BEGIN Entries supplied

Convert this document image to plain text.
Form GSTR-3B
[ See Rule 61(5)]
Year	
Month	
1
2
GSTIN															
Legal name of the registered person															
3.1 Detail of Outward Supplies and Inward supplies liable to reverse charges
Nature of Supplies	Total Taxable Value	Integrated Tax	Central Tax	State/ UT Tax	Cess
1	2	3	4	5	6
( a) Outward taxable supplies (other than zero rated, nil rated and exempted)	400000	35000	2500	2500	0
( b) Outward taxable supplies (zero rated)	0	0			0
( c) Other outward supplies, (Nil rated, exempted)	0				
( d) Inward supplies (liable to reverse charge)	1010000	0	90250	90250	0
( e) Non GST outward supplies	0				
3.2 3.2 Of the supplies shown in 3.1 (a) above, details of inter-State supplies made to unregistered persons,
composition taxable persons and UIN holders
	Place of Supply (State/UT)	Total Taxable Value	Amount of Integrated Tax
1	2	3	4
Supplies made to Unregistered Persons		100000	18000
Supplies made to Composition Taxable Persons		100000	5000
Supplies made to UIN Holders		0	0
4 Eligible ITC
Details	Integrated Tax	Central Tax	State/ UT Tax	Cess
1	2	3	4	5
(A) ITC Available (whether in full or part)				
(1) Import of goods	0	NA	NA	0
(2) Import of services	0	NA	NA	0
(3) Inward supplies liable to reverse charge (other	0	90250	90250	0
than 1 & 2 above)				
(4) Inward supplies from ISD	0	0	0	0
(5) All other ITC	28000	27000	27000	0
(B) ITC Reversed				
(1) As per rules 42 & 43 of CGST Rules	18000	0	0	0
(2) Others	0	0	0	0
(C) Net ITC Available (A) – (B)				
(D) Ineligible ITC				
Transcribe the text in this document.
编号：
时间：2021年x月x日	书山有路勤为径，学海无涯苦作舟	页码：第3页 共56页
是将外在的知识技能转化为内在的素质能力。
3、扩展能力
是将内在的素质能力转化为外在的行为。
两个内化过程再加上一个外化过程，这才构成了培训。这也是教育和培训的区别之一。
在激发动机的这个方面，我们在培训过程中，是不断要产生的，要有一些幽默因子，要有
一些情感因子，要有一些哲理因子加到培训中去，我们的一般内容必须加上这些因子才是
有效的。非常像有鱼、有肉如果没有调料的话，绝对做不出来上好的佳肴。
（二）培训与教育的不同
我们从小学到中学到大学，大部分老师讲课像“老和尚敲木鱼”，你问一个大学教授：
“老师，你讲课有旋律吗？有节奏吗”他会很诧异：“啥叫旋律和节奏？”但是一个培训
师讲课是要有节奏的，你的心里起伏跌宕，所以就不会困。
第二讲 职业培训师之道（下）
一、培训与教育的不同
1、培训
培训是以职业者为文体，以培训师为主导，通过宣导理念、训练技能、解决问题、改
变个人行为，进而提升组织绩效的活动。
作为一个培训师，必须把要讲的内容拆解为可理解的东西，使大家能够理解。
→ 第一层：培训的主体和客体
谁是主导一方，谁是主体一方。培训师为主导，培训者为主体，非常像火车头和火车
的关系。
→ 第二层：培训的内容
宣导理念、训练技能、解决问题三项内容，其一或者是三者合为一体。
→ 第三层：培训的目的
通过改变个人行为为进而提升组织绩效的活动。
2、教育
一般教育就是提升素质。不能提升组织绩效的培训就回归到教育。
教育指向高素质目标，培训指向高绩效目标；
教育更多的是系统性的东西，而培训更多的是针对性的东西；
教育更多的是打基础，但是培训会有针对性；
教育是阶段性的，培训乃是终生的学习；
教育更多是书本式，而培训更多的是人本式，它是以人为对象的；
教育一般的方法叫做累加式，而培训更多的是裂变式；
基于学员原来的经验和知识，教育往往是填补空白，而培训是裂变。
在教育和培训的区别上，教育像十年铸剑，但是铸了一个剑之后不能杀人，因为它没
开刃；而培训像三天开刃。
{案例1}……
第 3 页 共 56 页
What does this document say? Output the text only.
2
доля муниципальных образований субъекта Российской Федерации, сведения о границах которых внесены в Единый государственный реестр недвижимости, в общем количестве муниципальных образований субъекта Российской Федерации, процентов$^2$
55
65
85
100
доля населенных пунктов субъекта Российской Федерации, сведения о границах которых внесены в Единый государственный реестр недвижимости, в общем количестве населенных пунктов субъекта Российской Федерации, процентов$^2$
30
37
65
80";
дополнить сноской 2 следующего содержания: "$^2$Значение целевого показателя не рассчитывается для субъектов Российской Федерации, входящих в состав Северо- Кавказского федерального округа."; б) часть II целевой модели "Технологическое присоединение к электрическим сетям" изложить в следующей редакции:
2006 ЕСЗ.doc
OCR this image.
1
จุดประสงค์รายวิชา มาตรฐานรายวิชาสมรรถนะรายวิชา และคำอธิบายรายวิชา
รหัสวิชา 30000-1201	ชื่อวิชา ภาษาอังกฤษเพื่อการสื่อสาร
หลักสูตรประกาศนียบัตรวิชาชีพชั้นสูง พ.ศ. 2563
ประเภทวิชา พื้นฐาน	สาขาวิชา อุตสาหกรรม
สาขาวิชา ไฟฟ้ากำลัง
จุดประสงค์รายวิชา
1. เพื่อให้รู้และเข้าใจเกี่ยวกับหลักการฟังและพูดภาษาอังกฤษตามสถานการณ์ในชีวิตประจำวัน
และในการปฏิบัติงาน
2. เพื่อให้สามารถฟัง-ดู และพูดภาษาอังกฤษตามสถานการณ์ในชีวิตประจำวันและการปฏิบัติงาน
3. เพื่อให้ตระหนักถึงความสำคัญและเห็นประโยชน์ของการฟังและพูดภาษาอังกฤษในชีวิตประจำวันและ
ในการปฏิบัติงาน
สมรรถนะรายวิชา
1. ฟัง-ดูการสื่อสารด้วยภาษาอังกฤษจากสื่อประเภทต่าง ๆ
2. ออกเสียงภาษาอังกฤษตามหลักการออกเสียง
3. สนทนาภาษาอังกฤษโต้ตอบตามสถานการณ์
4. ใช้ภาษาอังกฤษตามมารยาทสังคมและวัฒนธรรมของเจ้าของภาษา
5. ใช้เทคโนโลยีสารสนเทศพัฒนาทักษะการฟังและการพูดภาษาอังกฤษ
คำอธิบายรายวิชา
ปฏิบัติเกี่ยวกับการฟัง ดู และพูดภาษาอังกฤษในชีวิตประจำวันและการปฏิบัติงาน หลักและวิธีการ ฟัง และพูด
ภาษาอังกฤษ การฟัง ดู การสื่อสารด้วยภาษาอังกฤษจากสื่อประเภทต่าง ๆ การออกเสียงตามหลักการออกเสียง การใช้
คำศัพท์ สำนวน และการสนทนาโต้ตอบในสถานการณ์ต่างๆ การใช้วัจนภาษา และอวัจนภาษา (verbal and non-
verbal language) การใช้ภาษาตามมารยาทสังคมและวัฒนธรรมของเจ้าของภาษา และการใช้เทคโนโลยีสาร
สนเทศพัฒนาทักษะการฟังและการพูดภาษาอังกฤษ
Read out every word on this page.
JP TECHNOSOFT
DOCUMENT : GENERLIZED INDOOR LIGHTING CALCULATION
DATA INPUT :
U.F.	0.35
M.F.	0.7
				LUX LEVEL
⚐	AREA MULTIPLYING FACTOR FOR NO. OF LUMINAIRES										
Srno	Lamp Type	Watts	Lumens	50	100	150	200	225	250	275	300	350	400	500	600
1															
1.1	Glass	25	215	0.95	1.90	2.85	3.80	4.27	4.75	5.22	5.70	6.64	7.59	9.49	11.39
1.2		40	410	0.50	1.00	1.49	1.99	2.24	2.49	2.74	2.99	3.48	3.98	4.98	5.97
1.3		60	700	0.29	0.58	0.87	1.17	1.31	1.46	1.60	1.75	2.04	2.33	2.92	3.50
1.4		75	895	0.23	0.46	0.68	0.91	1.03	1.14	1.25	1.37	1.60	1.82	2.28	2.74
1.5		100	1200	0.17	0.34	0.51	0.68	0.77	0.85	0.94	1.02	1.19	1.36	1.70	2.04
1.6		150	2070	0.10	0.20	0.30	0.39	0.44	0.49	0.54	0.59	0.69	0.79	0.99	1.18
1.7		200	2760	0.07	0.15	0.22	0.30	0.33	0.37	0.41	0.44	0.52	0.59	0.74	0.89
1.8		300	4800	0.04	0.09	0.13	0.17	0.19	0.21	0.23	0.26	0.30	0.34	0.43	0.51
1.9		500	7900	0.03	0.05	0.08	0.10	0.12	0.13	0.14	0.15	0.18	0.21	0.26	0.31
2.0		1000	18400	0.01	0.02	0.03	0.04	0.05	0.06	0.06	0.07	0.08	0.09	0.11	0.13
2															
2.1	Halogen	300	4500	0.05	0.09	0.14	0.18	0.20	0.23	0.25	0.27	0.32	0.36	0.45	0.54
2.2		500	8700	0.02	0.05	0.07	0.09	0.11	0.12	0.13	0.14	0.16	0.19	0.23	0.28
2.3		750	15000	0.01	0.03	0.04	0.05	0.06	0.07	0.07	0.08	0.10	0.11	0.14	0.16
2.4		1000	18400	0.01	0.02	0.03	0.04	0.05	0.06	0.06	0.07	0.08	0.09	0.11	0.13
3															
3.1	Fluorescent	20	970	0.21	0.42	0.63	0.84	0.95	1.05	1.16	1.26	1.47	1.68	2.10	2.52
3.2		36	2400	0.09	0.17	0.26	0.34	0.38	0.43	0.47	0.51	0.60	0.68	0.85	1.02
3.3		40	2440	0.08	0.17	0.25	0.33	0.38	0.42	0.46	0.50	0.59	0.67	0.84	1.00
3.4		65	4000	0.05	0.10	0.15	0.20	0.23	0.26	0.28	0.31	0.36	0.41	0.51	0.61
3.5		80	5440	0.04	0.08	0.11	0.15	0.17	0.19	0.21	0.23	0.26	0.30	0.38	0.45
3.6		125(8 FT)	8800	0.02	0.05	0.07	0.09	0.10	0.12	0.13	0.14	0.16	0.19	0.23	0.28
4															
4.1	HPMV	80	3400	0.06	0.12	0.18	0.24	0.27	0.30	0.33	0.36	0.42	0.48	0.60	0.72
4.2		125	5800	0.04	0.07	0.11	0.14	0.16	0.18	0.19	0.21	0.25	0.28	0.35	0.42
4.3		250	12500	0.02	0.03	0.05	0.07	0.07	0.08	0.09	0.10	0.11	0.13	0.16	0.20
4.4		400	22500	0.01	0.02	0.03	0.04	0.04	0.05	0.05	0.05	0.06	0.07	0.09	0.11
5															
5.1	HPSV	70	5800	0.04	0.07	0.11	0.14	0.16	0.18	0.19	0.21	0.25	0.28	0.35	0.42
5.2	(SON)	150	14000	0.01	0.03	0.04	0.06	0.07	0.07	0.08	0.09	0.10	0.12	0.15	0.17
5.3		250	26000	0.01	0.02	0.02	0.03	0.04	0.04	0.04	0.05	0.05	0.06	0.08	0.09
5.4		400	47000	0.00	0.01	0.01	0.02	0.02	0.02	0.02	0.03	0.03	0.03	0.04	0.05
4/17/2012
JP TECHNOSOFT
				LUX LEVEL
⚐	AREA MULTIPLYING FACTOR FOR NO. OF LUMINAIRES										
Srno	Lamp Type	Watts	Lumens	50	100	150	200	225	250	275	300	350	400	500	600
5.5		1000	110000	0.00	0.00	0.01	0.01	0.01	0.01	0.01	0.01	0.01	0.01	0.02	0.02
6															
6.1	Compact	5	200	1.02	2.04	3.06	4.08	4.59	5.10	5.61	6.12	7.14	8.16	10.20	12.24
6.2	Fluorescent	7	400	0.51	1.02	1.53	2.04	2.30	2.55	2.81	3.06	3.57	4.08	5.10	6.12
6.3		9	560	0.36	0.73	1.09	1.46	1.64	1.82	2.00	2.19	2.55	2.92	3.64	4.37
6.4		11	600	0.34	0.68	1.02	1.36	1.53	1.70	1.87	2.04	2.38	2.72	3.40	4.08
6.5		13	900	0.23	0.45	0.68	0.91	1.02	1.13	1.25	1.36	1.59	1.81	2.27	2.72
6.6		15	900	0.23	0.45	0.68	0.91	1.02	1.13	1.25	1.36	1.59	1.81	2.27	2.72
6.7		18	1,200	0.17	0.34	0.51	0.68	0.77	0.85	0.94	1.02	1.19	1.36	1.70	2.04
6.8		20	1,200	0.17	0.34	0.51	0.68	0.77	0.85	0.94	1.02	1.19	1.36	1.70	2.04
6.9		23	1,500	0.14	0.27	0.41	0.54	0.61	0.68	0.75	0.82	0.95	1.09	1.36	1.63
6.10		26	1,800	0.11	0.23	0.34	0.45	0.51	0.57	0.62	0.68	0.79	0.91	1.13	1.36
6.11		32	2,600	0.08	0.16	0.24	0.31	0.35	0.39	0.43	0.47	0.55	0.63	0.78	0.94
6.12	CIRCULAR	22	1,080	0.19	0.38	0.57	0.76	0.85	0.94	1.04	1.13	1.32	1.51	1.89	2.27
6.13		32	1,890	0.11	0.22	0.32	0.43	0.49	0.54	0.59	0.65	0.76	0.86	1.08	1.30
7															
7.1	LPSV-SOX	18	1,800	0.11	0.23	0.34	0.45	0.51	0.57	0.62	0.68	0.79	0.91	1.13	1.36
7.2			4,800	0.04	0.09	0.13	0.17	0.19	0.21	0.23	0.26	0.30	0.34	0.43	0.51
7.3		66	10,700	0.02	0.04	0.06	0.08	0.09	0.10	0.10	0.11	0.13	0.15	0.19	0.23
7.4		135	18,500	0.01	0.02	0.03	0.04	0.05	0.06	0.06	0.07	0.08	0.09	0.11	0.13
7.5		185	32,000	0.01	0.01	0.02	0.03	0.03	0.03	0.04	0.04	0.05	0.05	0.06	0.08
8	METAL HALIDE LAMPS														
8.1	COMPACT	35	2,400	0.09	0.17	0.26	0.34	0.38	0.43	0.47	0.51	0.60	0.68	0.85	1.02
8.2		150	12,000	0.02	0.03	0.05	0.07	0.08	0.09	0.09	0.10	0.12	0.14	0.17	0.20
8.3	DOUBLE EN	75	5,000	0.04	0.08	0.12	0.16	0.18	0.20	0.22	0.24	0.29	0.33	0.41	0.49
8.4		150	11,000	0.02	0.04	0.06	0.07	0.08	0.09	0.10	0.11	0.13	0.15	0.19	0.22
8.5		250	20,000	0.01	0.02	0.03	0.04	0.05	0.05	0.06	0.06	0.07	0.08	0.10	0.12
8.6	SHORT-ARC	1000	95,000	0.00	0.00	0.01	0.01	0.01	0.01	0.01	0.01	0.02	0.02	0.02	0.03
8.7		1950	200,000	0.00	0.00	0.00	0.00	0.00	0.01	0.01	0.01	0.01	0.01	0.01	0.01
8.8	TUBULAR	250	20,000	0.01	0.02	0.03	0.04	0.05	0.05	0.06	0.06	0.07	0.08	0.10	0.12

END Entries supplied

Task objective: Copy all lines from the material that include "государственный".

Result of the task:
доля муниципальных образований субъекта Российской Федерации, сведения о границах которых внесены в Единый государственный реестр недвижимости, в общем количестве муниципальных образований субъекта Российской Федерации, процентов$^2$
доля населенных пунктов субъекта Российской Федерации, сведения о границах которых внесены в Единый государственный реестр недвижимости, в общем количестве населенных пунктов субъекта Российской Федерации, процентов$^2$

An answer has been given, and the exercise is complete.